What needs to be done
Could you give the rows again, starting at the first one and ending at the line that contains "The window 70 is at (313, 510).", with "running shoe" changed to "walking shoe" and nothing else altered?

## Begin Supplied data

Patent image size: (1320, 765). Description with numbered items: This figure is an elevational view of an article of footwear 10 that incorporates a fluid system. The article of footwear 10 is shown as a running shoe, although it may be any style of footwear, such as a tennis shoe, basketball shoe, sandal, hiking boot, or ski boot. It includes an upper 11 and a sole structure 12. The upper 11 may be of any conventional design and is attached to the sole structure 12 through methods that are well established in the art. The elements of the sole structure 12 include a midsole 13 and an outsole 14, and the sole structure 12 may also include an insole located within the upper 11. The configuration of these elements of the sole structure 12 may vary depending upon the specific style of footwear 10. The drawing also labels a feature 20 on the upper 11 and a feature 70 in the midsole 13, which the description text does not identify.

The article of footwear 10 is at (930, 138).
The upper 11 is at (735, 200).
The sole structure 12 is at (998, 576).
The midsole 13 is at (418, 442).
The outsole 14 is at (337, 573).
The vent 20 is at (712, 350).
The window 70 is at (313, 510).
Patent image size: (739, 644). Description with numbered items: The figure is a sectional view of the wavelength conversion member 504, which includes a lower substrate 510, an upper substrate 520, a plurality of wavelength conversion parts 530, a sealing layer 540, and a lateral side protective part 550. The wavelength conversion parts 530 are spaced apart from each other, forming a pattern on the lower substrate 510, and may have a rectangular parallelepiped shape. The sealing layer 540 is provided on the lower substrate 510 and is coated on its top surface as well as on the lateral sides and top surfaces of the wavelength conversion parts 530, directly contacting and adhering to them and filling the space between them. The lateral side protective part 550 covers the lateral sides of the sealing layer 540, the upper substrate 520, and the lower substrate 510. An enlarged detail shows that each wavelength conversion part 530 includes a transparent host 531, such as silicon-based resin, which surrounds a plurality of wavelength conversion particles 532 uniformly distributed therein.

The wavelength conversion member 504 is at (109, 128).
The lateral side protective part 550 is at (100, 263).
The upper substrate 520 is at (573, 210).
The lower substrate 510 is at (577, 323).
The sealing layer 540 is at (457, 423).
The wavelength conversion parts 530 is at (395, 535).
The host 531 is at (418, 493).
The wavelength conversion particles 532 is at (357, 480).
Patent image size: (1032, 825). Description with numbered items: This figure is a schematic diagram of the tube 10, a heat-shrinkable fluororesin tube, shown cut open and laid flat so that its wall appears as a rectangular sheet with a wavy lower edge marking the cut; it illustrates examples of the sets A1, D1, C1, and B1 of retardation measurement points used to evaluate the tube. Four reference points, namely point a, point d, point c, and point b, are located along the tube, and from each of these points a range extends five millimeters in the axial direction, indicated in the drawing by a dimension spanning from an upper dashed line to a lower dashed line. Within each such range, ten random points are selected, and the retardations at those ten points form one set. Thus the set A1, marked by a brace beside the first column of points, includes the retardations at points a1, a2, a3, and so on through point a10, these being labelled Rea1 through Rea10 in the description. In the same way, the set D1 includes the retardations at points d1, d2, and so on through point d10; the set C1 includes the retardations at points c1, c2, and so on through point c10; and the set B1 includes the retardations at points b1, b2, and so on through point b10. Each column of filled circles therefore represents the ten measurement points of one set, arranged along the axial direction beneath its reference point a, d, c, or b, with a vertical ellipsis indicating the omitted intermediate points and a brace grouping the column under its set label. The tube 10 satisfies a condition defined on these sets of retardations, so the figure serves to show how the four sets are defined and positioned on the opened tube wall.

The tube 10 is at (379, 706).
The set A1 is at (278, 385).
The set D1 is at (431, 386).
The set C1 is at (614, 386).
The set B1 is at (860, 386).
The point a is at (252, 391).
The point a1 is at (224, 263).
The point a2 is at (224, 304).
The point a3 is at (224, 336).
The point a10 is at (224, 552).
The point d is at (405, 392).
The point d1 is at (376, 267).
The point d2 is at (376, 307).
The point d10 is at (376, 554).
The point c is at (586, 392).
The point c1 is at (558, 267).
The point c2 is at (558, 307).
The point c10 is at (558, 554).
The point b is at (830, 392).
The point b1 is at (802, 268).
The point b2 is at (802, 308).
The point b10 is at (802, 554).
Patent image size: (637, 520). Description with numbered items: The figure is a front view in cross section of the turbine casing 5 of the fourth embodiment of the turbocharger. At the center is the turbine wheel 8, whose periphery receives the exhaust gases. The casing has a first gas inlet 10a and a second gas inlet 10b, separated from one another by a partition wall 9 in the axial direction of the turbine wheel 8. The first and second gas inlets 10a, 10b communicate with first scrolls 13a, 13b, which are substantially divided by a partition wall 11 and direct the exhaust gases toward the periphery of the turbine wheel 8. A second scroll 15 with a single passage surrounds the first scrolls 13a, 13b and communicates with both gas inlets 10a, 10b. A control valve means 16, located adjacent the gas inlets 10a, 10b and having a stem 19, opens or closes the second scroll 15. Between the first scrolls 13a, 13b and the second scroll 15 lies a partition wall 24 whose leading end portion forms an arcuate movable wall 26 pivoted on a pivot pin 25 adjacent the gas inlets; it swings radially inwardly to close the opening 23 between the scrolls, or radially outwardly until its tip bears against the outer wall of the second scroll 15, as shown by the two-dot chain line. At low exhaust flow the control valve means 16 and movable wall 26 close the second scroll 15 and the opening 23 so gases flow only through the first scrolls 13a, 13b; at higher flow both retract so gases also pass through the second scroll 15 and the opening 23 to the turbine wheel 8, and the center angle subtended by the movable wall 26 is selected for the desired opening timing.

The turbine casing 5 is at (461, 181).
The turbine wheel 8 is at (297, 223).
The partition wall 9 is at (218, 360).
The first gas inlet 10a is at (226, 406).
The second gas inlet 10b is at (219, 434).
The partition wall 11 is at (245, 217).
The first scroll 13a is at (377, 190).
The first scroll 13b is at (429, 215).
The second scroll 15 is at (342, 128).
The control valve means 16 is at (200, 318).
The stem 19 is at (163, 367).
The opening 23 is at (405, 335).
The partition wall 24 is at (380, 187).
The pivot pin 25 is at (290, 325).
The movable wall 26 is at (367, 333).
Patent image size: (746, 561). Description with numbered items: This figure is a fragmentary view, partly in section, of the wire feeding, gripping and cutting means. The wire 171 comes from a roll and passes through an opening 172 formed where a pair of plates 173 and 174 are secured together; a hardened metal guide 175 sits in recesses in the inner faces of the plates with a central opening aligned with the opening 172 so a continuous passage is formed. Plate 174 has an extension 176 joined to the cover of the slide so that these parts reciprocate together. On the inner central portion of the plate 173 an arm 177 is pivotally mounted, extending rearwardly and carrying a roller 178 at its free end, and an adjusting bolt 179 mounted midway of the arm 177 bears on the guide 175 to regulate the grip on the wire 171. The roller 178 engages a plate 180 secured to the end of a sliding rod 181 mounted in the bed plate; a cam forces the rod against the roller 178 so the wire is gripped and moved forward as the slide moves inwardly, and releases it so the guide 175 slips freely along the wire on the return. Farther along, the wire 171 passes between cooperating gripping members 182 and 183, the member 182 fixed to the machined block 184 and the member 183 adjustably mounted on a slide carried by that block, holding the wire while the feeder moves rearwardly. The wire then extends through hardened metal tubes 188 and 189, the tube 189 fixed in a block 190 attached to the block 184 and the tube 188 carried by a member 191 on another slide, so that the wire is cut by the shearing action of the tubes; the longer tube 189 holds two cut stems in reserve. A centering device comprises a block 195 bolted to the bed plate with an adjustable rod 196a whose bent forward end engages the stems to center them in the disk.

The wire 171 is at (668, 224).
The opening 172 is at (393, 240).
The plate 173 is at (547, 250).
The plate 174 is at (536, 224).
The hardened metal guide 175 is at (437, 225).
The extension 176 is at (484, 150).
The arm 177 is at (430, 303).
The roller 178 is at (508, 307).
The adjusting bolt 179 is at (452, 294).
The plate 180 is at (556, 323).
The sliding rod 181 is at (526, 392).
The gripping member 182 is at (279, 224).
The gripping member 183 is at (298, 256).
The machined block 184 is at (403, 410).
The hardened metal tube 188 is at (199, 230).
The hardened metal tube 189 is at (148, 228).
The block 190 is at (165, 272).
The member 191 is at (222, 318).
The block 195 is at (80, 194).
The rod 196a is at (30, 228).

## End Supplied data

Exercise result
Patent image size: (1320, 765). Description with numbered items: This figure is an elevational view of an article of footwear 10 that incorporates a fluid system. The article of footwear 10 is shown as a walking shoe, although it may be any style of footwear, such as a tennis shoe, basketball shoe, sandal, hiking boot, or ski boot. It includes an upper 11 and a sole structure 12. The upper 11 may be of any conventional design and is attached to the sole structure 12 through methods that are well established in the art. The elements of the sole structure 12 include a midsole 13 and an outsole 14, and the sole structure 12 may also include an insole located within the upper 11. The configuration of these elements of the sole structure 12 may vary depending upon the specific style of footwear 10. The drawing also labels a feature 20 on the upper 11 and a feature 70 in the midsole 13, which the description text does not identify.

The article of footwear 10 is at (930, 138).
The upper 11 is at (735, 200).
The sole structure 12 is at (998, 576).
The midsole 13 is at (418, 442).
The outsole 14 is at (337, 573).
The vent 20 is at (712, 350).
The window 70 is at (313, 510).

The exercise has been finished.